*Exercise instructions*:
From the listing below, extract each line containing the string "الحديثية".

*Collection entries*:
****************

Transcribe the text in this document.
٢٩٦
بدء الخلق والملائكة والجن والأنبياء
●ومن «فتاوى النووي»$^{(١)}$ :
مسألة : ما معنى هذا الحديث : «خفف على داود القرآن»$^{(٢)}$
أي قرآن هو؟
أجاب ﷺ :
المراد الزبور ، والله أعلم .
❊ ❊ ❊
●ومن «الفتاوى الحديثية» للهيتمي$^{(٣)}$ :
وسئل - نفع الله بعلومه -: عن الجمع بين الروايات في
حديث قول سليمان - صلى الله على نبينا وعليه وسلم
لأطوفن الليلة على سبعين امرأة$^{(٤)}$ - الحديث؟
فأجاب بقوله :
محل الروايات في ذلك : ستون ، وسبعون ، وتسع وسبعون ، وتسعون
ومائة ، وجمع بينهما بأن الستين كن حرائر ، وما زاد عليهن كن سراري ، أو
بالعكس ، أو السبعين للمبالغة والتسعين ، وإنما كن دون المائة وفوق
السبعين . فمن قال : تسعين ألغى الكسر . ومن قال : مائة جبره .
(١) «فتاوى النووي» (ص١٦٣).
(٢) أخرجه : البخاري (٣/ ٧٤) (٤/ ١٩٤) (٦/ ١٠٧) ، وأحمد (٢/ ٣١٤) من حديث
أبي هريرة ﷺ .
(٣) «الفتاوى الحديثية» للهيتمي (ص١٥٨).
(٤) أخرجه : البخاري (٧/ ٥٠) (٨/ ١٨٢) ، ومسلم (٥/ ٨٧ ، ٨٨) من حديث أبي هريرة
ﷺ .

****************

*Exercise solution*:
●ومن «الفتاوى الحديثية» للهيتمي$^{(٣)}$ :
(٣) «الفتاوى الحديثية» للهيتمي (ص١٥٨).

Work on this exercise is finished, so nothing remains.